## The problem
Leave out the pictures and restate the rest of the data exactly.

## Dataset records

— start —

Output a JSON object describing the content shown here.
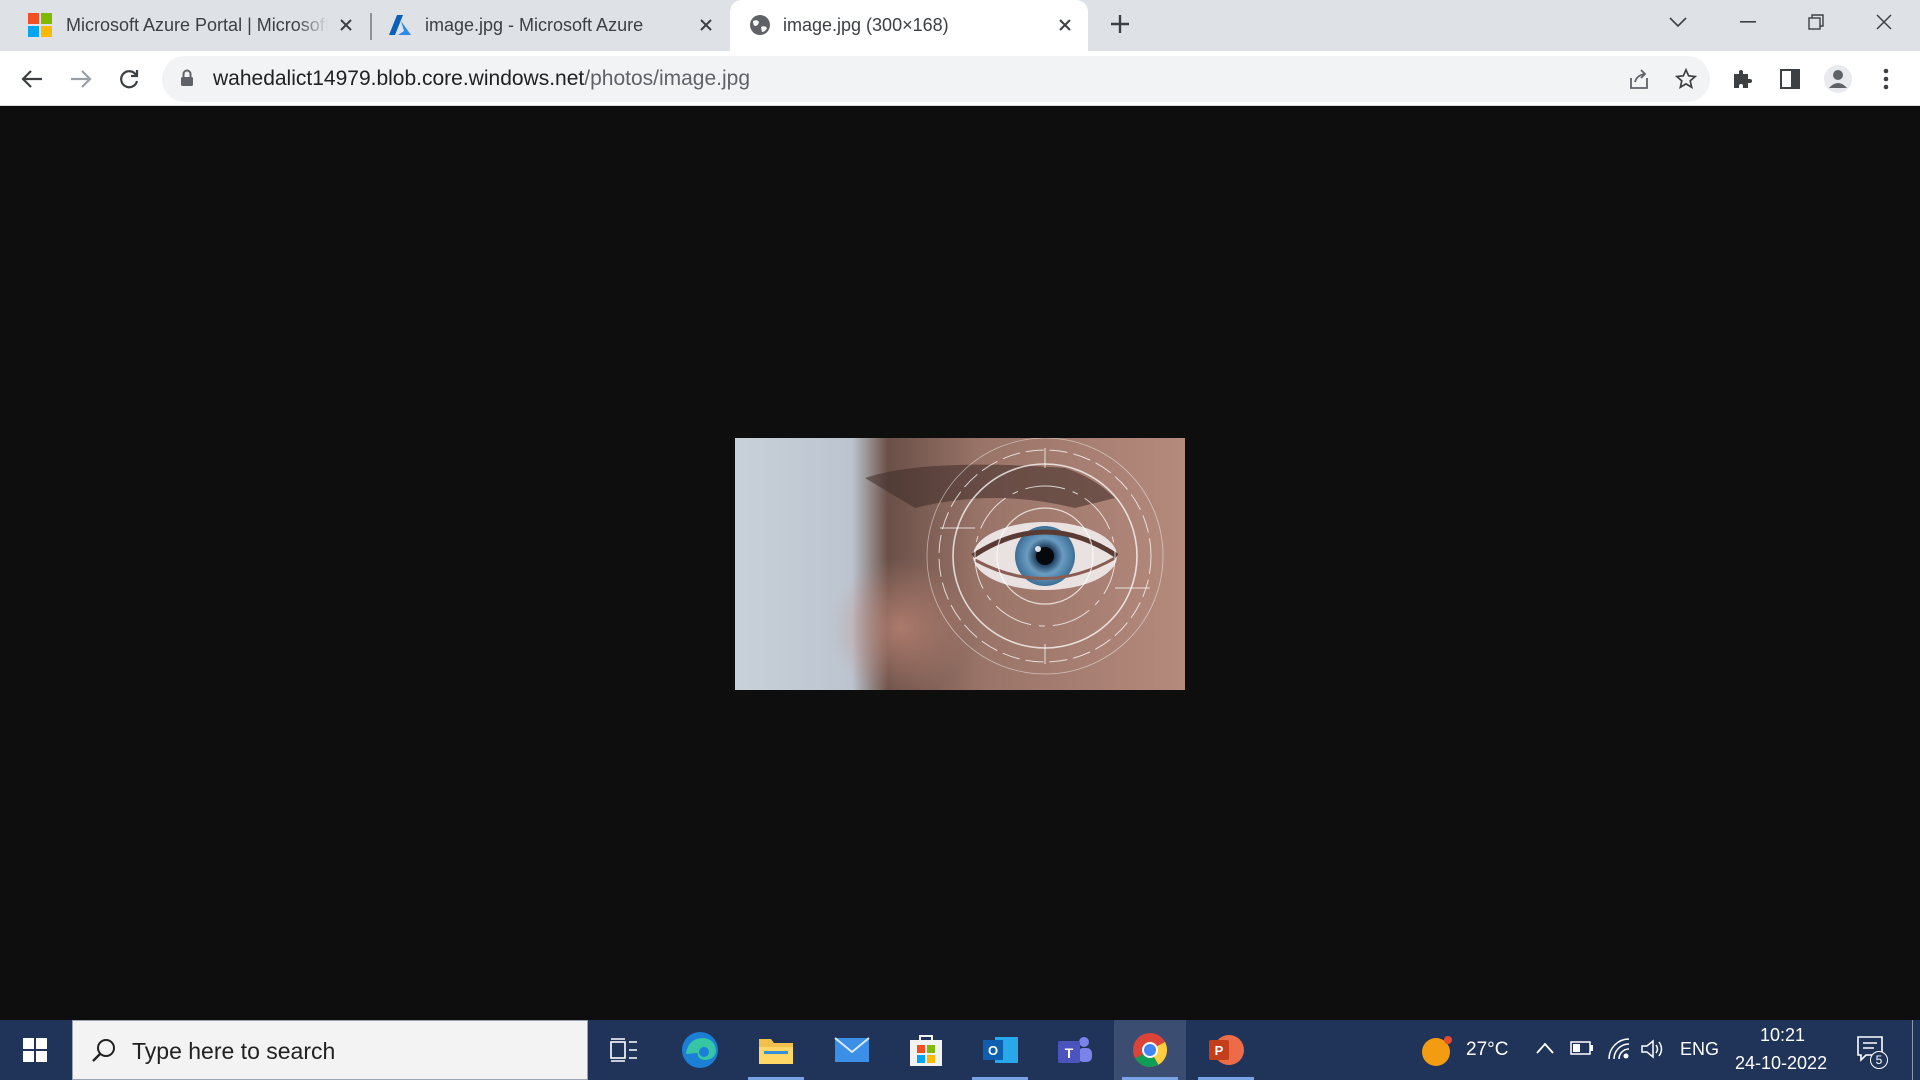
{
  "browser": {
    "tabs": [
      {
        "title": "Microsoft Azure Portal | Microsoft Azure",
        "favicon": "microsoft-logo-icon"
      },
      {
        "title": "image.jpg - Microsoft Azure",
        "favicon": "azure-logo-icon"
      },
      {
        "title": "image.jpg (300×168)",
        "favicon": "globe-icon",
        "active": true
      }
    ],
    "address_bar": {
      "host": "wahedalict14979.blob.core.windows.net",
      "path": "/photos/image.jpg"
    },
    "toolbar_icons": [
      "back-arrow-icon",
      "forward-arrow-icon",
      "reload-icon",
      "lock-icon",
      "share-icon",
      "bookmark-star-icon",
      "extensions-puzzle-icon",
      "side-panel-icon",
      "profile-avatar-icon",
      "menu-kebab-icon"
    ]
  },
  "content": {
    "image_subject": "close-up of human eye with digital scan circles",
    "background_color": "#0e0e0e"
  },
  "taskbar": {
    "search_placeholder": "Type here to search",
    "apps": [
      "task-view-icon",
      "edge-icon",
      "file-explorer-icon",
      "mail-icon",
      "microsoft-store-icon",
      "outlook-icon",
      "teams-icon",
      "chrome-icon",
      "powerpoint-icon"
    ],
    "weather": {
      "temperature": "27°C"
    },
    "language": "ENG",
    "time": "10:21",
    "date": "24-10-2022",
    "notification_count": "5"
  },
  "colors": {
    "taskbar": "#20345a",
    "tabstrip": "#dee1e6",
    "omnibox": "#f1f3f4"
  }
}
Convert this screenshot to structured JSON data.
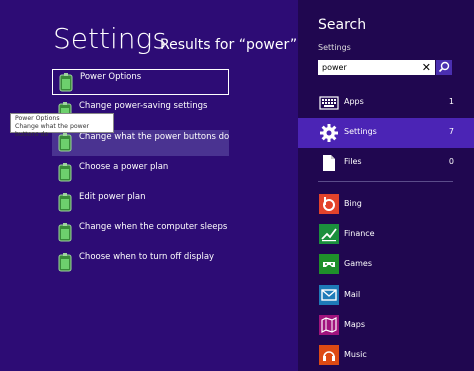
{
  "main": {
    "title": "Settings",
    "results_for": "Results for “power”",
    "results": [
      {
        "label": "Power Options"
      },
      {
        "label": "Change power-saving settings"
      },
      {
        "label": "Change what the power buttons do"
      },
      {
        "label": "Choose a power plan"
      },
      {
        "label": "Edit power plan"
      },
      {
        "label": "Change when the computer sleeps"
      },
      {
        "label": "Choose when to turn off display"
      }
    ],
    "tooltip": {
      "title": "Power Options",
      "description": "Change what the power buttons do"
    }
  },
  "search": {
    "title": "Search",
    "scope": "Settings",
    "query": "power",
    "scopes": [
      {
        "label": "Apps",
        "count": "1",
        "icon": "keyboard-icon"
      },
      {
        "label": "Settings",
        "count": "7",
        "icon": "gear-icon"
      },
      {
        "label": "Files",
        "count": "0",
        "icon": "file-icon"
      }
    ],
    "apps": [
      {
        "label": "Bing",
        "color": "#e3432b",
        "icon": "bing-icon"
      },
      {
        "label": "Finance",
        "color": "#1b8f3d",
        "icon": "finance-icon"
      },
      {
        "label": "Games",
        "color": "#1f8f2a",
        "icon": "games-icon"
      },
      {
        "label": "Mail",
        "color": "#1e7ab8",
        "icon": "mail-icon"
      },
      {
        "label": "Maps",
        "color": "#a0137d",
        "icon": "maps-icon"
      },
      {
        "label": "Music",
        "color": "#dd4a14",
        "icon": "music-icon"
      }
    ]
  }
}
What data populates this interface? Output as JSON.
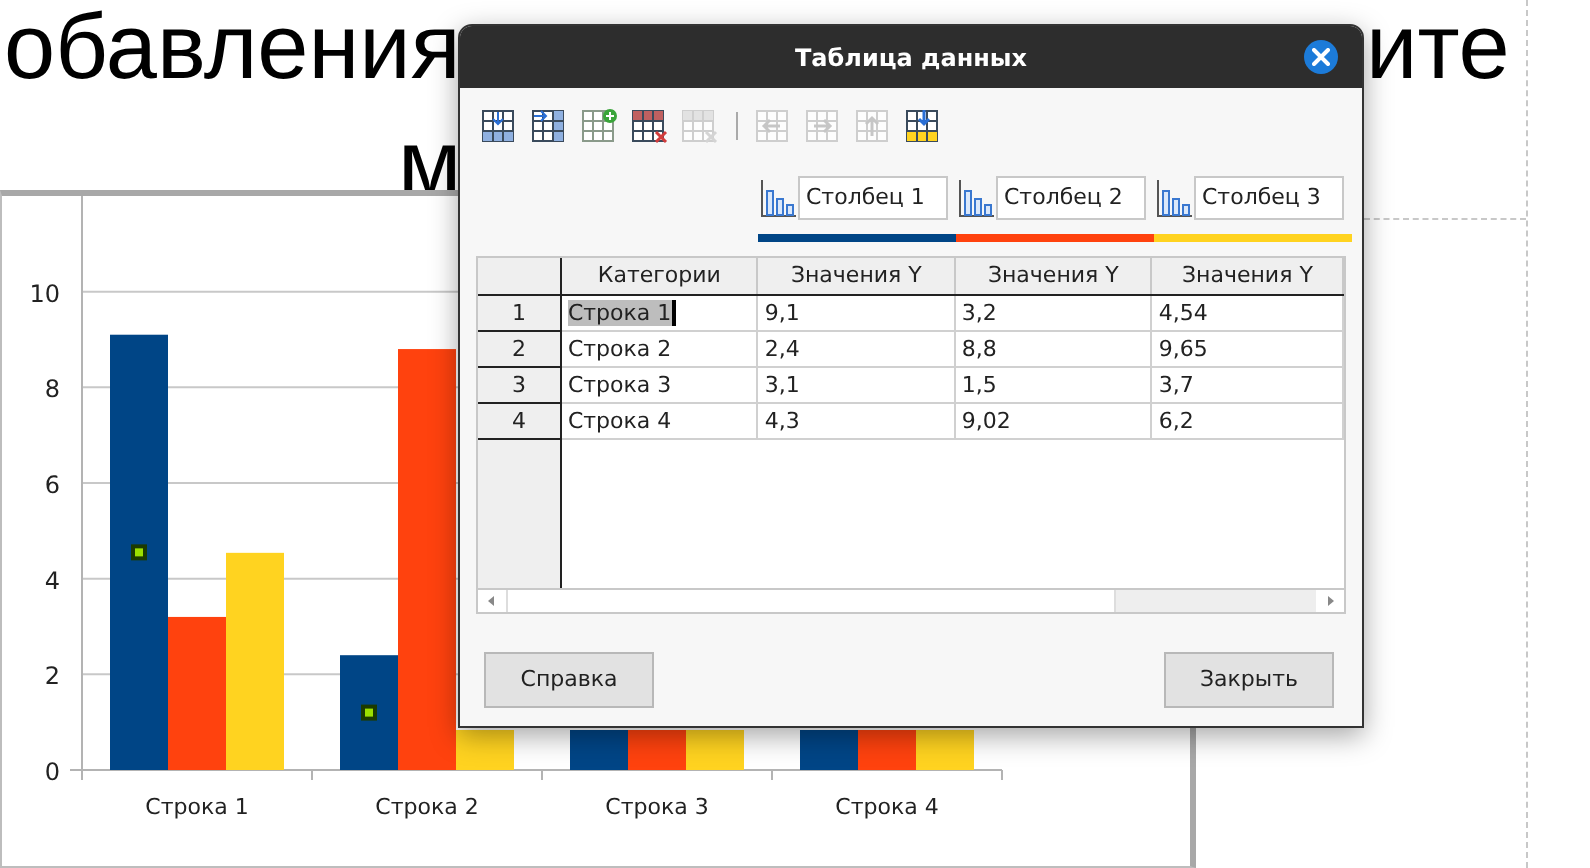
{
  "slide": {
    "title_lines": [
      "обавления",
      "ите",
      "м"
    ]
  },
  "chart": {
    "chart_data": {
      "type": "bar",
      "categories": [
        "Строка 1",
        "Строка 2",
        "Строка 3",
        "Строка 4"
      ],
      "ylim": [
        0,
        12
      ],
      "yticks": [
        0,
        2,
        4,
        6,
        8,
        10
      ],
      "grid": true,
      "series": [
        {
          "color": "#004586",
          "values": [
            9.1,
            2.4,
            null,
            null
          ]
        },
        {
          "color": "#ff420e",
          "values": [
            3.2,
            8.8,
            null,
            null
          ]
        },
        {
          "color": "#ffd320",
          "values": [
            4.54,
            null,
            null,
            null
          ]
        }
      ]
    }
  },
  "dialog": {
    "title": "Таблица данных",
    "toolbar": [
      {
        "kind": "insert-row",
        "disabled": false
      },
      {
        "kind": "insert-series",
        "disabled": false
      },
      {
        "kind": "insert-text",
        "disabled": false
      },
      {
        "kind": "delete-row",
        "disabled": false
      },
      {
        "kind": "delete-series",
        "disabled": true
      },
      {
        "kind": "separator"
      },
      {
        "kind": "move-left",
        "disabled": true
      },
      {
        "kind": "move-right",
        "disabled": true
      },
      {
        "kind": "move-up",
        "disabled": true
      },
      {
        "kind": "move-down",
        "disabled": false
      }
    ],
    "series": [
      {
        "name": "Столбец 1",
        "color": "#004586"
      },
      {
        "name": "Столбец 2",
        "color": "#ff420e"
      },
      {
        "name": "Столбец 3",
        "color": "#ffd320"
      }
    ],
    "table": {
      "columns": [
        "Категории",
        "Значения Y",
        "Значения Y",
        "Значения Y"
      ],
      "rows": [
        {
          "number": "1",
          "cells": [
            {
              "text": "Строка 1",
              "selected": true
            },
            {
              "text": "9,1",
              "selected": false
            },
            {
              "text": "3,2",
              "selected": false
            },
            {
              "text": "4,54",
              "selected": false
            }
          ]
        },
        {
          "number": "2",
          "cells": [
            {
              "text": "Строка 2",
              "selected": false
            },
            {
              "text": "2,4",
              "selected": false
            },
            {
              "text": "8,8",
              "selected": false
            },
            {
              "text": "9,65",
              "selected": false
            }
          ]
        },
        {
          "number": "3",
          "cells": [
            {
              "text": "Строка 3",
              "selected": false
            },
            {
              "text": "3,1",
              "selected": false
            },
            {
              "text": "1,5",
              "selected": false
            },
            {
              "text": "3,7",
              "selected": false
            }
          ]
        },
        {
          "number": "4",
          "cells": [
            {
              "text": "Строка 4",
              "selected": false
            },
            {
              "text": "4,3",
              "selected": false
            },
            {
              "text": "9,02",
              "selected": false
            },
            {
              "text": "6,2",
              "selected": false
            }
          ]
        }
      ]
    },
    "buttons": [
      "Справка",
      "Закрыть"
    ]
  }
}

— end —

## Reply to the task
Output a JSON object describing the content shown here.
{
  "browser": {
    "tabs": [
      {
        "title": "Microsoft Azure Portal | Microsoft Azure",
        "favicon": "microsoft-logo-icon"
      },
      {
        "title": "image.jpg - Microsoft Azure",
        "favicon": "azure-logo-icon"
      },
      {
        "title": "image.jpg (300×168)",
        "favicon": "globe-icon",
        "active": true
      }
    ],
    "address_bar": {
      "host": "wahedalict14979.blob.core.windows.net",
      "path": "/photos/image.jpg"
    },
    "toolbar_icons": [
      "back-arrow-icon",
      "forward-arrow-icon",
      "reload-icon",
      "lock-icon",
      "share-icon",
      "bookmark-star-icon",
      "extensions-puzzle-icon",
      "side-panel-icon",
      "profile-avatar-icon",
      "menu-kebab-icon"
    ]
  },
  "content": {
    "image_subject": "close-up of human eye with digital scan circles",
    "background_color": "#0e0e0e"
  },
  "taskbar": {
    "search_placeholder": "Type here to search",
    "apps": [
      "task-view-icon",
      "edge-icon",
      "file-explorer-icon",
      "mail-icon",
      "microsoft-store-icon",
      "outlook-icon",
      "teams-icon",
      "chrome-icon",
      "powerpoint-icon"
    ],
    "weather": {
      "temperature": "27°C"
    },
    "language": "ENG",
    "time": "10:21",
    "date": "24-10-2022",
    "notification_count": "5"
  },
  "colors": {
    "taskbar": "#20345a",
    "tabstrip": "#dee1e6",
    "omnibox": "#f1f3f4"
  }
}
Convert this screenshot to structured JSON data.
{
  "main": {
    "title": "Settings",
    "results_for": "Results for “power”",
    "results": [
      {
        "label": "Power Options"
      },
      {
        "label": "Change power-saving settings"
      },
      {
        "label": "Change what the power buttons do"
      },
      {
        "label": "Choose a power plan"
      },
      {
        "label": "Edit power plan"
      },
      {
        "label": "Change when the computer sleeps"
      },
      {
        "label": "Choose when to turn off display"
      }
    ],
    "tooltip": {
      "title": "Power Options",
      "description": "Change what the power buttons do"
    }
  },
  "search": {
    "title": "Search",
    "scope": "Settings",
    "query": "power",
    "scopes": [
      {
        "label": "Apps",
        "count": "1",
        "icon": "keyboard-icon"
      },
      {
        "label": "Settings",
        "count": "7",
        "icon": "gear-icon"
      },
      {
        "label": "Files",
        "count": "0",
        "icon": "file-icon"
      }
    ],
    "apps": [
      {
        "label": "Bing",
        "color": "#e3432b",
        "icon": "bing-icon"
      },
      {
        "label": "Finance",
        "color": "#1b8f3d",
        "icon": "finance-icon"
      },
      {
        "label": "Games",
        "color": "#1f8f2a",
        "icon": "games-icon"
      },
      {
        "label": "Mail",
        "color": "#1e7ab8",
        "icon": "mail-icon"
      },
      {
        "label": "Maps",
        "color": "#a0137d",
        "icon": "maps-icon"
      },
      {
        "label": "Music",
        "color": "#dd4a14",
        "icon": "music-icon"
      }
    ]
  }
}
What data populates this interface? Output as JSON.
{
  "slide": {
    "title_lines": [
      "обавления",
      "ите",
      "м"
    ]
  },
  "chart": {
    "chart_data": {
      "type": "bar",
      "categories": [
        "Строка 1",
        "Строка 2",
        "Строка 3",
        "Строка 4"
      ],
      "ylim": [
        0,
        12
      ],
      "yticks": [
        0,
        2,
        4,
        6,
        8,
        10
      ],
      "grid": true,
      "series": [
        {
          "color": "#004586",
          "values": [
            9.1,
            2.4,
            null,
            null
          ]
        },
        {
          "color": "#ff420e",
          "values": [
            3.2,
            8.8,
            null,
            null
          ]
        },
        {
          "color": "#ffd320",
          "values": [
            4.54,
            null,
            null,
            null
          ]
        }
      ]
    }
  },
  "dialog": {
    "title": "Таблица данных",
    "toolbar": [
      {
        "kind": "insert-row",
        "disabled": false
      },
      {
        "kind": "insert-series",
        "disabled": false
      },
      {
        "kind": "insert-text",
        "disabled": false
      },
      {
        "kind": "delete-row",
        "disabled": false
      },
      {
        "kind": "delete-series",
        "disabled": true
      },
      {
        "kind": "separator"
      },
      {
        "kind": "move-left",
        "disabled": true
      },
      {
        "kind": "move-right",
        "disabled": true
      },
      {
        "kind": "move-up",
        "disabled": true
      },
      {
        "kind": "move-down",
        "disabled": false
      }
    ],
    "series": [
      {
        "name": "Столбец 1",
        "color": "#004586"
      },
      {
        "name": "Столбец 2",
        "color": "#ff420e"
      },
      {
        "name": "Столбец 3",
        "color": "#ffd320"
      }
    ],
    "table": {
      "columns": [
        "Категории",
        "Значения Y",
        "Значения Y",
        "Значения Y"
      ],
      "rows": [
        {
          "number": "1",
          "cells": [
            {
              "text": "Строка 1",
              "selected": true
            },
            {
              "text": "9,1",
              "selected": false
            },
            {
              "text": "3,2",
              "selected": false
            },
            {
              "text": "4,54",
              "selected": false
            }
          ]
        },
        {
          "number": "2",
          "cells": [
            {
              "text": "Строка 2",
              "selected": false
            },
            {
              "text": "2,4",
              "selected": false
            },
            {
              "text": "8,8",
              "selected": false
            },
            {
              "text": "9,65",
              "selected": false
            }
          ]
        },
        {
          "number": "3",
          "cells": [
            {
              "text": "Строка 3",
              "selected": false
            },
            {
              "text": "3,1",
              "selected": false
            },
            {
              "text": "1,5",
              "selected": false
            },
            {
              "text": "3,7",
              "selected": false
            }
          ]
        },
        {
          "number": "4",
          "cells": [
            {
              "text": "Строка 4",
              "selected": false
            },
            {
              "text": "4,3",
              "selected": false
            },
            {
              "text": "9,02",
              "selected": false
            },
            {
              "text": "6,2",
              "selected": false
            }
          ]
        }
      ]
    },
    "buttons": [
      "Справка",
      "Закрыть"
    ]
  }
}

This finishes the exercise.